> [Work required] Copy out every record below, word for word.

------ Provided data

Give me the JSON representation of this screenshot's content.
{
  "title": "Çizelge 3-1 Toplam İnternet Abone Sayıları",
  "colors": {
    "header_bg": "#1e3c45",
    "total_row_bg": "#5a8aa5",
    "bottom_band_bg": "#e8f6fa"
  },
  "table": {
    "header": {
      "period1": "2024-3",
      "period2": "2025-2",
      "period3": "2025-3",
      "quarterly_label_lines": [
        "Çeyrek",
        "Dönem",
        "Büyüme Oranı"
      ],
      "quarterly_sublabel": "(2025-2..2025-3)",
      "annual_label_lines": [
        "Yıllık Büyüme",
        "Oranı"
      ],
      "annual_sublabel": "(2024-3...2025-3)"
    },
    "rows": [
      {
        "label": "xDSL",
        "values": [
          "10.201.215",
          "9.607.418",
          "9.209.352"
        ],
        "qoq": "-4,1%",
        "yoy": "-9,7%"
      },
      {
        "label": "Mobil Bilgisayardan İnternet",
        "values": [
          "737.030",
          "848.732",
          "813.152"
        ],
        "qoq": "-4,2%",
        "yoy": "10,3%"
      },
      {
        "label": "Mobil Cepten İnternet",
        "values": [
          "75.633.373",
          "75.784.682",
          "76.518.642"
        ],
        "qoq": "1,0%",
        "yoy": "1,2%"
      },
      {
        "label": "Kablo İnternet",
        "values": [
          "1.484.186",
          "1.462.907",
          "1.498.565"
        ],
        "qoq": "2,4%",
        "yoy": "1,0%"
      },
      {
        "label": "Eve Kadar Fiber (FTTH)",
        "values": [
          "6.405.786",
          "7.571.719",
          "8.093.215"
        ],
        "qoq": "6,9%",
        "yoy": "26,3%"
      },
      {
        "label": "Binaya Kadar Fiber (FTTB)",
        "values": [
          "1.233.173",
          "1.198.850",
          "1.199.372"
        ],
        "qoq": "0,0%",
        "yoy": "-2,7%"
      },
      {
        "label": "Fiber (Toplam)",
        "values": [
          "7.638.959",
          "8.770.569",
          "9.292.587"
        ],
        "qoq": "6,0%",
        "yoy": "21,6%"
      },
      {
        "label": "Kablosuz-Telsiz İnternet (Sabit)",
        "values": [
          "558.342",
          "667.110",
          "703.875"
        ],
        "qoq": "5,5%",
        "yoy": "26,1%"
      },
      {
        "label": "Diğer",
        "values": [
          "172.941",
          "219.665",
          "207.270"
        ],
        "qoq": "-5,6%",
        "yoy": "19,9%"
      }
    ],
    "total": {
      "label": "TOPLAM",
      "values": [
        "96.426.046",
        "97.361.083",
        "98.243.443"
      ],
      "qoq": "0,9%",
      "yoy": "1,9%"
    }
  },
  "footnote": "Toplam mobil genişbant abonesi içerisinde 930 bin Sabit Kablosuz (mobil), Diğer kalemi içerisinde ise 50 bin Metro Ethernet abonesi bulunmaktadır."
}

------------

> [Answer below]
Give me the JSON representation of this screenshot's content.
{
  "title": "Çizelge 3-1 Toplam İnternet Abone Sayıları",
  "colors": {
    "header_bg": "#1e3c45",
    "total_row_bg": "#5a8aa5",
    "bottom_band_bg": "#e8f6fa"
  },
  "table": {
    "header": {
      "period1": "2024-3",
      "period2": "2025-2",
      "period3": "2025-3",
      "quarterly_label_lines": [
        "Çeyrek",
        "Dönem",
        "Büyüme Oranı"
      ],
      "quarterly_sublabel": "(2025-2..2025-3)",
      "annual_label_lines": [
        "Yıllık Büyüme",
        "Oranı"
      ],
      "annual_sublabel": "(2024-3...2025-3)"
    },
    "rows": [
      {
        "label": "xDSL",
        "values": [
          "10.201.215",
          "9.607.418",
          "9.209.352"
        ],
        "qoq": "-4,1%",
        "yoy": "-9,7%"
      },
      {
        "label": "Mobil Bilgisayardan İnternet",
        "values": [
          "737.030",
          "848.732",
          "813.152"
        ],
        "qoq": "-4,2%",
        "yoy": "10,3%"
      },
      {
        "label": "Mobil Cepten İnternet",
        "values": [
          "75.633.373",
          "75.784.682",
          "76.518.642"
        ],
        "qoq": "1,0%",
        "yoy": "1,2%"
      },
      {
        "label": "Kablo İnternet",
        "values": [
          "1.484.186",
          "1.462.907",
          "1.498.565"
        ],
        "qoq": "2,4%",
        "yoy": "1,0%"
      },
      {
        "label": "Eve Kadar Fiber (FTTH)",
        "values": [
          "6.405.786",
          "7.571.719",
          "8.093.215"
        ],
        "qoq": "6,9%",
        "yoy": "26,3%"
      },
      {
        "label": "Binaya Kadar Fiber (FTTB)",
        "values": [
          "1.233.173",
          "1.198.850",
          "1.199.372"
        ],
        "qoq": "0,0%",
        "yoy": "-2,7%"
      },
      {
        "label": "Fiber (Toplam)",
        "values": [
          "7.638.959",
          "8.770.569",
          "9.292.587"
        ],
        "qoq": "6,0%",
        "yoy": "21,6%"
      },
      {
        "label": "Kablosuz-Telsiz İnternet (Sabit)",
        "values": [
          "558.342",
          "667.110",
          "703.875"
        ],
        "qoq": "5,5%",
        "yoy": "26,1%"
      },
      {
        "label": "Diğer",
        "values": [
          "172.941",
          "219.665",
          "207.270"
        ],
        "qoq": "-5,6%",
        "yoy": "19,9%"
      }
    ],
    "total": {
      "label": "TOPLAM",
      "values": [
        "96.426.046",
        "97.361.083",
        "98.243.443"
      ],
      "qoq": "0,9%",
      "yoy": "1,9%"
    }
  },
  "footnote": "Toplam mobil genişbant abonesi içerisinde 930 bin Sabit Kablosuz (mobil), Diğer kalemi içerisinde ise 50 bin Metro Ethernet abonesi bulunmaktadır."
}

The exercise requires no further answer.